Copy out each line that mentions the word "mSVI".
— Start GIVEN INFORMATION —
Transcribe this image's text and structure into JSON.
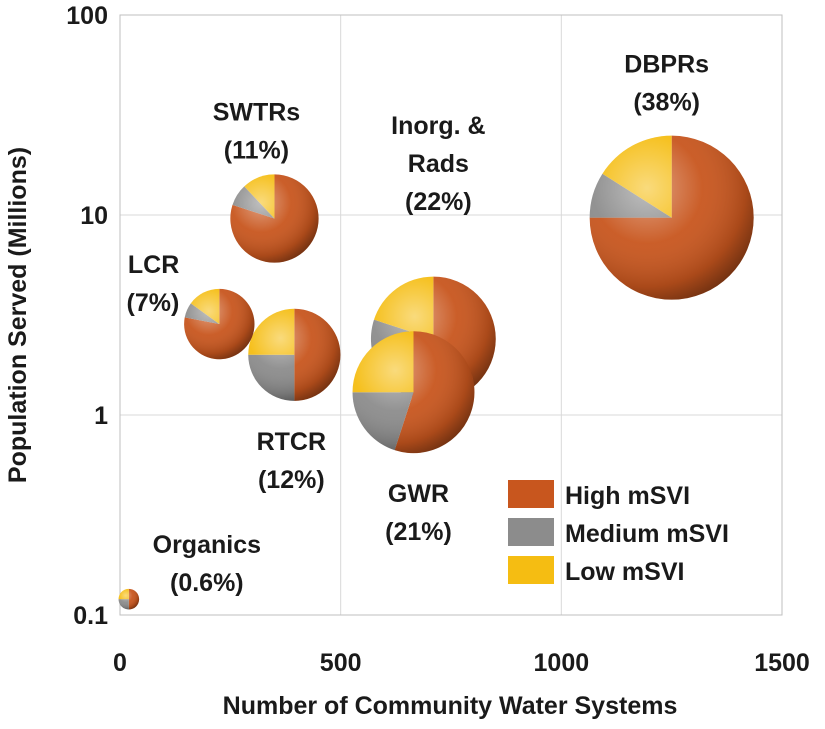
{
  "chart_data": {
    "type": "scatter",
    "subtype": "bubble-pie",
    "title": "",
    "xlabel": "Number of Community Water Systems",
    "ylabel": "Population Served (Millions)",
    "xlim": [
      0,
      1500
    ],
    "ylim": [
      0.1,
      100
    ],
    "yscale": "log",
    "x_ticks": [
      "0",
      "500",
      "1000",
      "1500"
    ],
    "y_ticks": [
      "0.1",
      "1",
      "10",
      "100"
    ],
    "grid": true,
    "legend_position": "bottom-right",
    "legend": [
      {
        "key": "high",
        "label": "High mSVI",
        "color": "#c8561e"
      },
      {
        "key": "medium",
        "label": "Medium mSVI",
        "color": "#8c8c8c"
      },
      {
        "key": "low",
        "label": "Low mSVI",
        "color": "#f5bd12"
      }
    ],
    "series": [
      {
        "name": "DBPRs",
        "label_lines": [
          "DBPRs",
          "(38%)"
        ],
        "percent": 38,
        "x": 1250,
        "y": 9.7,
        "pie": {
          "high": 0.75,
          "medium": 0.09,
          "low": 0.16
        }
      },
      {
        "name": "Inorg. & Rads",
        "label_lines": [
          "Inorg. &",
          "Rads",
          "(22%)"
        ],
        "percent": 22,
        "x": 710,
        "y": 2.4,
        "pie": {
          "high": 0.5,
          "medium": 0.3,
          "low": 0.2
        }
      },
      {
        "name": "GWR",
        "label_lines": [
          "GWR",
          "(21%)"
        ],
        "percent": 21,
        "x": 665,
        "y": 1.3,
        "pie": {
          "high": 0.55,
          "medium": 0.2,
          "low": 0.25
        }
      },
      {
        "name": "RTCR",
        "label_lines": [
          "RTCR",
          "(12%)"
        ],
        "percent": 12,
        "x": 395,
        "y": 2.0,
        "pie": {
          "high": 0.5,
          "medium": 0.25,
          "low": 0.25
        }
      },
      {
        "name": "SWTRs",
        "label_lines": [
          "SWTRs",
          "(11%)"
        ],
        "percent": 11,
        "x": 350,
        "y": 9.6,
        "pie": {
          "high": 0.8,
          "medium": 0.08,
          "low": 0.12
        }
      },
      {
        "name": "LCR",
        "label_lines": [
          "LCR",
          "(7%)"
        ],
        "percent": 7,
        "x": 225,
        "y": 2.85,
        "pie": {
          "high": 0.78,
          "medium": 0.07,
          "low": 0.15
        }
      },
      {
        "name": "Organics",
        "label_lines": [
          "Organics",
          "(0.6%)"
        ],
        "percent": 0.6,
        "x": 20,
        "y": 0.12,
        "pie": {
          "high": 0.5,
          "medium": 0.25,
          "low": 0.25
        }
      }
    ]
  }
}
— End GIVEN INFORMATION —
◆ ANSWER TO THE PROBLEM ◆
        "label": "High mSVI",
        "label": "Medium mSVI",
        "label": "Low mSVI",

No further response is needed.